Skip any picture you find and retype all the remaining lines exactly.

Excerpt from a dataset:
####

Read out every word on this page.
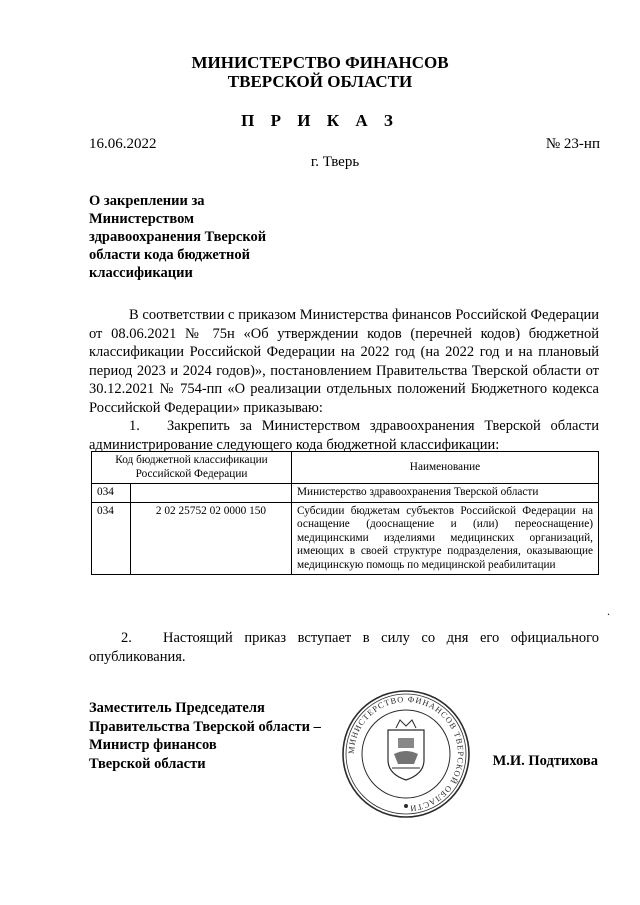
МИНИСТЕРСТВО ФИНАНСОВ
ТВЕРСКОЙ ОБЛАСТИ
П Р И К А З
16.06.2022	№ 23-нп
г. Тверь
О закреплении за Министерством здравоохранения Тверской области кода бюджетной классификации
В соответствии с приказом Министерства финансов Российской Федерации от 08.06.2021 № 75н «Об утверждении кодов (перечней кодов) бюджетной классификации Российской Федерации на 2022 год (на 2022 год и на плановый период 2023 и 2024 годов)», постановлением Правительства Тверской области от 30.12.2021 № 754-пп «О реализации отдельных положений Бюджетного кодекса Российской Федерации» приказываю:
1. Закрепить за Министерством здравоохранения Тверской области администрирование следующего кода бюджетной классификации:
Код бюджетной классификации Российской Федерации		Наименование
034		Министерство здравоохранения Тверской области
034	2 02 25752 02 0000 150	Субсидии бюджетам субъектов Российской Федерации на оснащение (дооснащение и (или) переоснащение) медицинскими изделиями медицинских организаций, имеющих в своей структуре подразделения, оказывающие медицинскую помощь по медицинской реабилитации
.
2. Настоящий приказ вступает в силу со дня его официального опубликования.
Заместитель Председателя
Правительства Тверской области –
Министр финансов
Тверской области	М.И. Подтихова
МИНИСТЕРСТВО ФИНАНСОВ ТВЕРСКОЙ ОБЛАСТИ
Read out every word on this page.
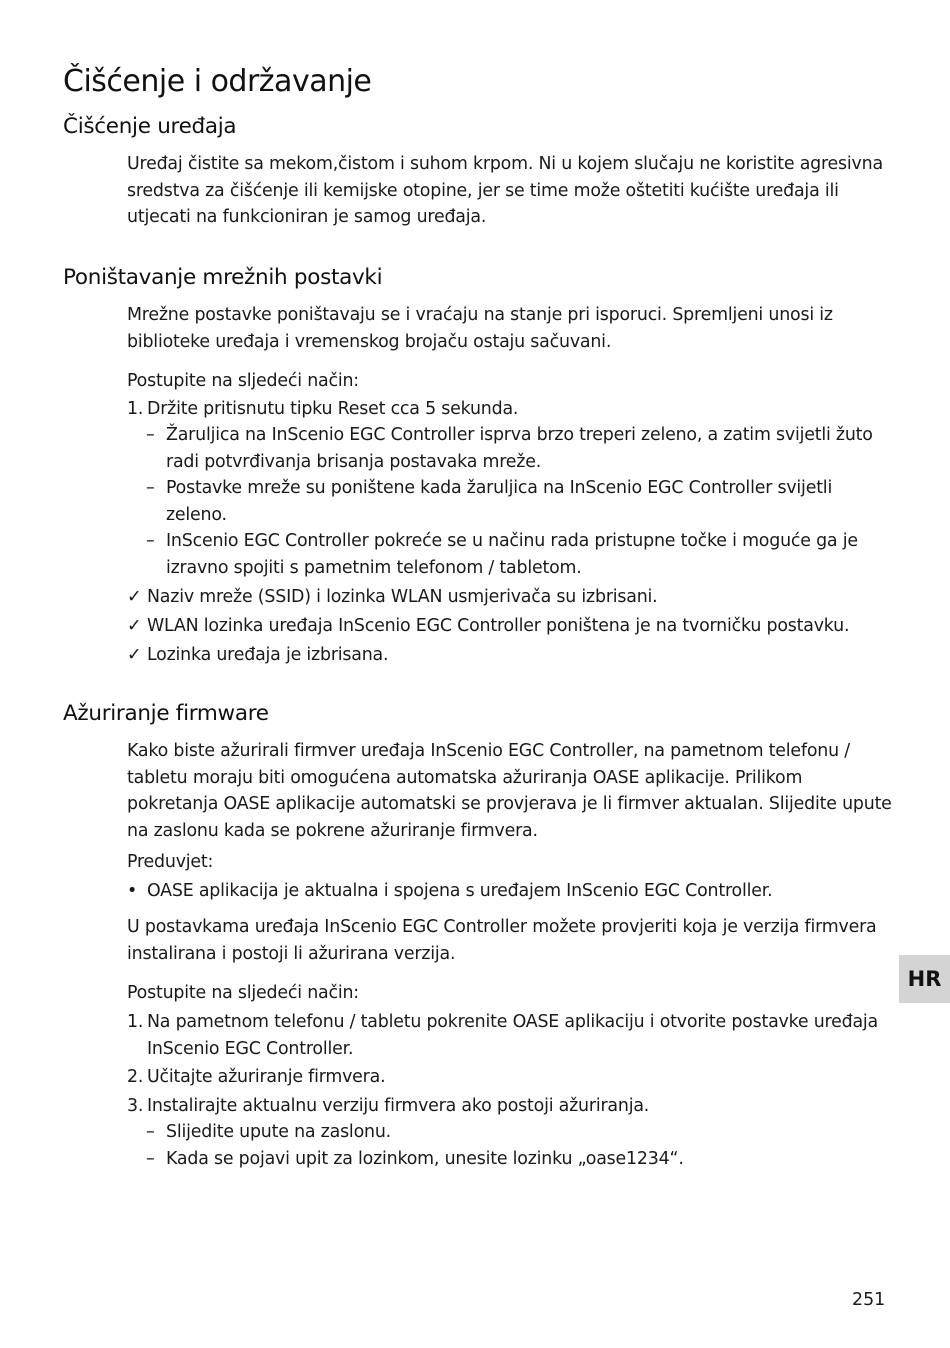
Čišćenje i održavanje
Čišćenje uređaja

Uređaj čistite sa mekom,čistom i suhom krpom. Ni u kojem slučaju ne koristite agresivna sredstva za čišćenje ili kemijske otopine, jer se time može oštetiti kućište uređaja ili utjecati na funkcioniran je samog uređaja.

Poništavanje mrežnih postavki

Mrežne postavke poništavaju se i vraćaju na stanje pri isporuci. Spremljeni unosi iz biblioteke uređaja i vremenskog brojaču ostaju sačuvani.

Postupite na sljedeći način:

1. Držite pritisnutu tipku Reset cca 5 sekunda.
– Žaruljica na InScenio EGC Controller isprva brzo treperi zeleno, a zatim svijetli žuto radi potvrđivanja brisanja postavaka mreže.
– Postavke mreže su poništene kada žaruljica na InScenio EGC Controller svijetli zeleno.
– InScenio EGC Controller pokreće se u načinu rada pristupne točke i moguće ga je izravno spojiti s pametnim telefonom / tabletom.
✓ Naziv mreže (SSID) i lozinka WLAN usmjerivača su izbrisani.
✓ WLAN lozinka uređaja InScenio EGC Controller poništena je na tvorničku postavku.
✓ Lozinka uređaja je izbrisana.
Ažuriranje firmware

Kako biste ažurirali firmver uređaja InScenio EGC Controller, na pametnom telefonu / tabletu moraju biti omogućena automatska ažuriranja OASE aplikacije. Prilikom pokretanja OASE aplikacije automatski se provjerava je li firmver aktualan. Slijedite upute na zaslonu kada se pokrene ažuriranje firmvera.

Preduvjet:

• OASE aplikacija je aktualna i spojena s uređajem InScenio EGC Controller.

U postavkama uređaja InScenio EGC Controller možete provjeriti koja je verzija firmvera instalirana i postoji li ažurirana verzija.

Postupite na sljedeći način:

1. Na pametnom telefonu / tabletu pokrenite OASE aplikaciju i otvorite postavke uređaja InScenio EGC Controller.
2. Učitajte ažuriranje firmvera.
3. Instalirajte aktualnu verziju firmvera ako postoji ažuriranja.
– Slijedite upute na zaslonu.
– Kada se pojavi upit za lozinkom, unesite lozinku „oase1234“.
HR
251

####

EXERCISE RESULT
Read out every word on this page.
МИНИСТЕРСТВО ФИНАНСОВ
ТВЕРСКОЙ ОБЛАСТИ
П Р И К А З
16.06.2022	№ 23-нп
г. Тверь
О закреплении за Министерством здравоохранения Тверской области кода бюджетной классификации
В соответствии с приказом Министерства финансов Российской Федерации от 08.06.2021 № 75н «Об утверждении кодов (перечней кодов) бюджетной классификации Российской Федерации на 2022 год (на 2022 год и на плановый период 2023 и 2024 годов)», постановлением Правительства Тверской области от 30.12.2021 № 754-пп «О реализации отдельных положений Бюджетного кодекса Российской Федерации» приказываю:
1. Закрепить за Министерством здравоохранения Тверской области администрирование следующего кода бюджетной классификации:
Код бюджетной классификации Российской Федерации		Наименование
034		Министерство здравоохранения Тверской области
034	2 02 25752 02 0000 150	Субсидии бюджетам субъектов Российской Федерации на оснащение (дооснащение и (или) переоснащение) медицинскими изделиями медицинских организаций, имеющих в своей структуре подразделения, оказывающие медицинскую помощь по медицинской реабилитации
.
2. Настоящий приказ вступает в силу со дня его официального опубликования.
Заместитель Председателя
Правительства Тверской области –
Министр финансов
Тверской области	М.И. Подтихова
МИНИСТЕРСТВО ФИНАНСОВ ТВЕРСКОЙ ОБЛАСТИ
Read out every word on this page.
Čišćenje i održavanje
Čišćenje uređaja

Uređaj čistite sa mekom,čistom i suhom krpom. Ni u kojem slučaju ne koristite agresivna sredstva za čišćenje ili kemijske otopine, jer se time može oštetiti kućište uređaja ili utjecati na funkcioniran je samog uređaja.

Poništavanje mrežnih postavki

Mrežne postavke poništavaju se i vraćaju na stanje pri isporuci. Spremljeni unosi iz biblioteke uređaja i vremenskog brojaču ostaju sačuvani.

Postupite na sljedeći način:

1. Držite pritisnutu tipku Reset cca 5 sekunda.
– Žaruljica na InScenio EGC Controller isprva brzo treperi zeleno, a zatim svijetli žuto radi potvrđivanja brisanja postavaka mreže.
– Postavke mreže su poništene kada žaruljica na InScenio EGC Controller svijetli zeleno.
– InScenio EGC Controller pokreće se u načinu rada pristupne točke i moguće ga je izravno spojiti s pametnim telefonom / tabletom.
✓ Naziv mreže (SSID) i lozinka WLAN usmjerivača su izbrisani.
✓ WLAN lozinka uređaja InScenio EGC Controller poništena je na tvorničku postavku.
✓ Lozinka uređaja je izbrisana.
Ažuriranje firmware

Kako biste ažurirali firmver uređaja InScenio EGC Controller, na pametnom telefonu / tabletu moraju biti omogućena automatska ažuriranja OASE aplikacije. Prilikom pokretanja OASE aplikacije automatski se provjerava je li firmver aktualan. Slijedite upute na zaslonu kada se pokrene ažuriranje firmvera.

Preduvjet:

• OASE aplikacija je aktualna i spojena s uređajem InScenio EGC Controller.

U postavkama uređaja InScenio EGC Controller možete provjeriti koja je verzija firmvera instalirana i postoji li ažurirana verzija.

Postupite na sljedeći način:

1. Na pametnom telefonu / tabletu pokrenite OASE aplikaciju i otvorite postavke uređaja InScenio EGC Controller.
2. Učitajte ažuriranje firmvera.
3. Instalirajte aktualnu verziju firmvera ako postoji ažuriranja.
– Slijedite upute na zaslonu.
– Kada se pojavi upit za lozinkom, unesite lozinku „oase1234“.
HR
251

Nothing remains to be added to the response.